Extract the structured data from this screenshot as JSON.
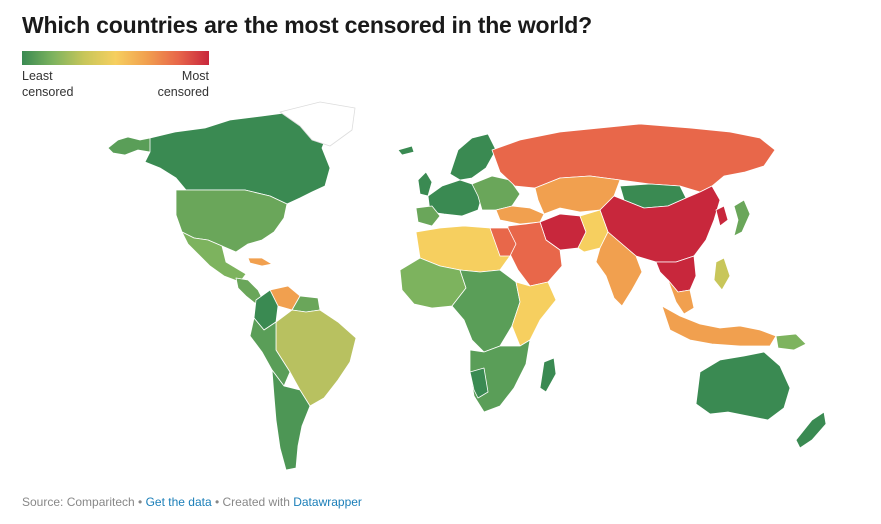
{
  "title": "Which countries are the most censored in the world?",
  "legend": {
    "min_label_1": "Least",
    "min_label_2": "censored",
    "max_label_1": "Most",
    "max_label_2": "censored",
    "colors": [
      "#3a8a52",
      "#7db35e",
      "#c8c65a",
      "#f6cf5f",
      "#f1a04f",
      "#e8674a",
      "#c8273c"
    ]
  },
  "footer": {
    "source": "Source: Comparitech",
    "sep1": " • ",
    "get_data": "Get the data",
    "sep2": " • Created with ",
    "tool": "Datawrapper"
  },
  "map": {
    "regions": [
      {
        "name": "canada",
        "color": "#3a8a52"
      },
      {
        "name": "alaska",
        "color": "#5a9e58"
      },
      {
        "name": "greenland",
        "color": "#ffffff"
      },
      {
        "name": "usa",
        "color": "#6aa65a"
      },
      {
        "name": "mexico",
        "color": "#7db35e"
      },
      {
        "name": "cuba",
        "color": "#f1a04f"
      },
      {
        "name": "central-america",
        "color": "#6aa65a"
      },
      {
        "name": "venezuela",
        "color": "#f1a04f"
      },
      {
        "name": "colombia",
        "color": "#3a8a52"
      },
      {
        "name": "brazil",
        "color": "#b8c160"
      },
      {
        "name": "peru-bolivia",
        "color": "#5a9e58"
      },
      {
        "name": "argentina-chile",
        "color": "#4d9655"
      },
      {
        "name": "europe-west",
        "color": "#3a8a52"
      },
      {
        "name": "scandinavia",
        "color": "#3a8a52"
      },
      {
        "name": "europe-east",
        "color": "#6aa65a"
      },
      {
        "name": "russia",
        "color": "#e8674a"
      },
      {
        "name": "central-asia",
        "color": "#f1a04f"
      },
      {
        "name": "mongolia",
        "color": "#3a8a52"
      },
      {
        "name": "china",
        "color": "#c8273c"
      },
      {
        "name": "turkey",
        "color": "#f1a04f"
      },
      {
        "name": "iran",
        "color": "#c8273c"
      },
      {
        "name": "middle-east",
        "color": "#e8674a"
      },
      {
        "name": "pakistan-afghanistan",
        "color": "#f6cf5f"
      },
      {
        "name": "india",
        "color": "#f1a04f"
      },
      {
        "name": "southeast-asia",
        "color": "#c8273c"
      },
      {
        "name": "indonesia",
        "color": "#f1a04f"
      },
      {
        "name": "japan",
        "color": "#6aa65a"
      },
      {
        "name": "korea",
        "color": "#c8273c"
      },
      {
        "name": "north-africa",
        "color": "#f6cf5f"
      },
      {
        "name": "west-africa",
        "color": "#7db35e"
      },
      {
        "name": "central-africa",
        "color": "#5a9e58"
      },
      {
        "name": "east-africa",
        "color": "#f6cf5f"
      },
      {
        "name": "southern-africa",
        "color": "#5a9e58"
      },
      {
        "name": "madagascar",
        "color": "#3a8a52"
      },
      {
        "name": "australia",
        "color": "#3a8a52"
      },
      {
        "name": "new-zealand",
        "color": "#3a8a52"
      },
      {
        "name": "papua",
        "color": "#7db35e"
      }
    ]
  }
}
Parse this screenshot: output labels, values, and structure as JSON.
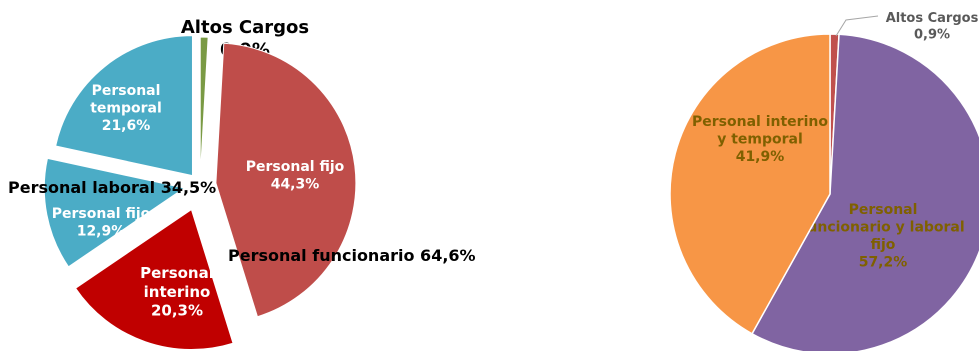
{
  "chart_data": [
    {
      "type": "pie",
      "title": "",
      "slices": [
        {
          "id": "altos",
          "label_lines": [
            "Altos Cargos",
            "0,9%"
          ],
          "value": 0.9,
          "color": "#7a9a44",
          "exploded": true
        },
        {
          "id": "func-fijo",
          "label_lines": [
            "Personal fijo",
            "44,3%"
          ],
          "value": 44.3,
          "color": "#bf4d4a",
          "exploded": true
        },
        {
          "id": "interino",
          "label_lines": [
            "Personal",
            "interino",
            "20,3%"
          ],
          "value": 20.3,
          "color": "#c00000",
          "exploded": true
        },
        {
          "id": "lab-fijo",
          "label_lines": [
            "Personal fijo",
            "12,9%"
          ],
          "value": 12.9,
          "color": "#4bacc6",
          "exploded": true
        },
        {
          "id": "temporal",
          "label_lines": [
            "Personal",
            "temporal",
            "21,6%"
          ],
          "value": 21.6,
          "color": "#4bacc6",
          "exploded": true
        }
      ],
      "group_labels": [
        {
          "id": "laboral",
          "text": "Personal laboral 34,5%"
        },
        {
          "id": "funcionario",
          "text": "Personal funcionario 64,6%"
        }
      ]
    },
    {
      "type": "pie",
      "title": "",
      "slices": [
        {
          "id": "altos",
          "label_lines": [
            "Altos Cargos",
            "0,9%"
          ],
          "value": 0.9,
          "color": "#c0504d"
        },
        {
          "id": "func-lab-fijo",
          "label_lines": [
            "Personal",
            "funcionario y laboral",
            "fijo",
            "57,2%"
          ],
          "value": 57.2,
          "color": "#8064a2"
        },
        {
          "id": "int-temp",
          "label_lines": [
            "Personal interino",
            "y temporal",
            "41,9%"
          ],
          "value": 41.9,
          "color": "#f79646"
        }
      ]
    }
  ]
}
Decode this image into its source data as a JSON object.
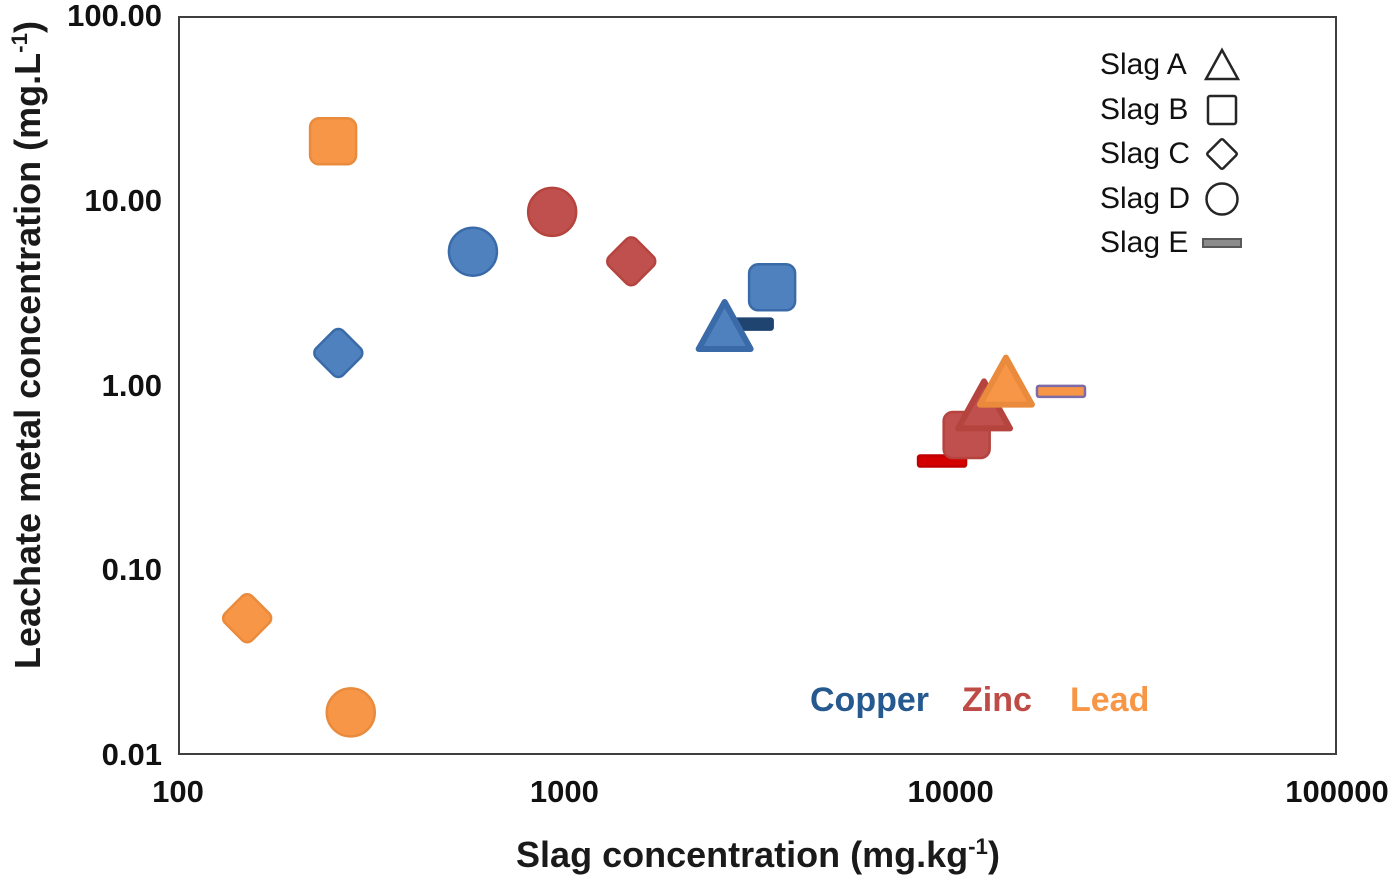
{
  "figure": {
    "background": "#ffffff",
    "plot_border_color": "#3f3f3f"
  },
  "axes": {
    "x_title": {
      "pre": "Slag concentration (mg.kg",
      "sup": "-1",
      "post": ")"
    },
    "y_title": {
      "pre": "Leachate metal concentration (mg.L",
      "sup": "-1",
      "post": ")"
    }
  },
  "chart_data": {
    "type": "scatter",
    "title": "",
    "xlabel": "Slag concentration (mg.kg-1)",
    "ylabel": "Leachate metal concentration (mg.L-1)",
    "x_scale": "log",
    "y_scale": "log",
    "xlim": [
      100,
      100000
    ],
    "ylim": [
      0.01,
      100
    ],
    "x_tick_labels": [
      "100",
      "1000",
      "10000",
      "100000"
    ],
    "y_tick_labels": [
      "100.00",
      "10.00",
      "1.00",
      "0.10",
      "0.01"
    ],
    "grid": false,
    "legend_position": "top-right-inside",
    "shape_legend": [
      {
        "label": "Slag A",
        "shape": "triangle"
      },
      {
        "label": "Slag B",
        "shape": "square"
      },
      {
        "label": "Slag C",
        "shape": "diamond"
      },
      {
        "label": "Slag D",
        "shape": "circle"
      },
      {
        "label": "Slag E",
        "shape": "bar"
      }
    ],
    "color_legend": [
      {
        "label": "Copper",
        "color": "#25598F"
      },
      {
        "label": "Zinc",
        "color": "#BE4B45"
      },
      {
        "label": "Lead",
        "color": "#F79646"
      }
    ],
    "series": [
      {
        "name": "Copper",
        "fill": "#4E81BD",
        "stroke": "#3A6BA8",
        "bar_fill": "#1F4470",
        "bar_stroke": "#1F4470",
        "points": [
          {
            "slag": "E",
            "shape": "bar",
            "x": 3000,
            "y": 2.15
          },
          {
            "slag": "A",
            "shape": "triangle",
            "x": 2600,
            "y": 2.1
          },
          {
            "slag": "B",
            "shape": "square",
            "x": 3450,
            "y": 3.4
          },
          {
            "slag": "C",
            "shape": "diamond",
            "x": 260,
            "y": 1.5
          },
          {
            "slag": "D",
            "shape": "circle",
            "x": 580,
            "y": 5.3
          }
        ]
      },
      {
        "name": "Zinc",
        "fill": "#C0504D",
        "stroke": "#B5443F",
        "bar_fill": "#D40000",
        "bar_stroke": "#C00000",
        "points": [
          {
            "slag": "E",
            "shape": "bar",
            "x": 9500,
            "y": 0.39
          },
          {
            "slag": "B",
            "shape": "square",
            "x": 11000,
            "y": 0.54
          },
          {
            "slag": "A",
            "shape": "triangle",
            "x": 12200,
            "y": 0.78
          },
          {
            "slag": "C",
            "shape": "diamond",
            "x": 1490,
            "y": 4.7
          },
          {
            "slag": "D",
            "shape": "circle",
            "x": 930,
            "y": 8.7
          }
        ]
      },
      {
        "name": "Lead",
        "fill": "#F79646",
        "stroke": "#E98A3C",
        "bar_fill": "#F79646",
        "bar_stroke": "#7C6BA6",
        "points": [
          {
            "slag": "B",
            "shape": "square",
            "x": 252,
            "y": 21
          },
          {
            "slag": "C",
            "shape": "diamond",
            "x": 151,
            "y": 0.055
          },
          {
            "slag": "D",
            "shape": "circle",
            "x": 280,
            "y": 0.017
          },
          {
            "slag": "A",
            "shape": "triangle",
            "x": 13900,
            "y": 1.05
          },
          {
            "slag": "E",
            "shape": "bar",
            "x": 19300,
            "y": 0.93
          }
        ]
      }
    ]
  }
}
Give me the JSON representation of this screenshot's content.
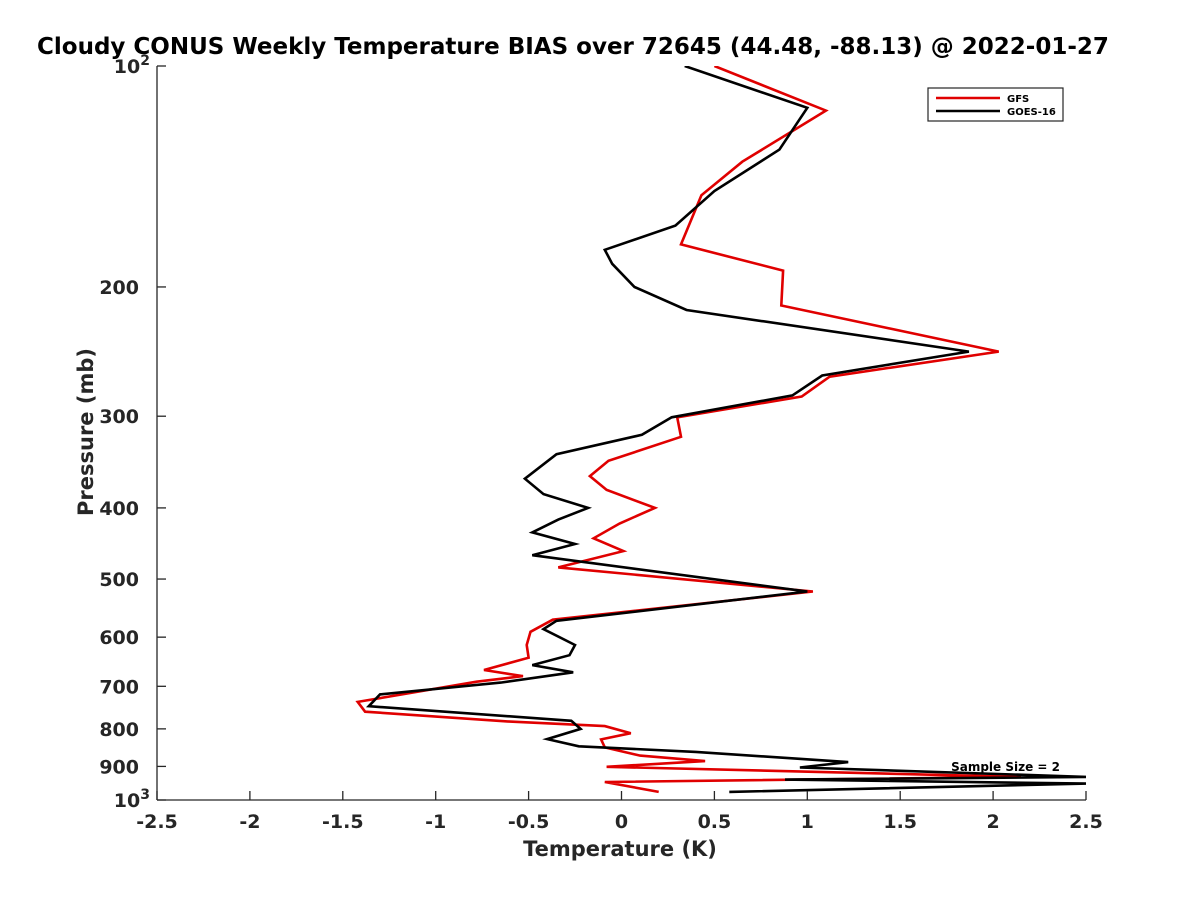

___

Short task:
State how many lines of the listing above include the word "Leachate". Give nothing but the number.

Written response:
2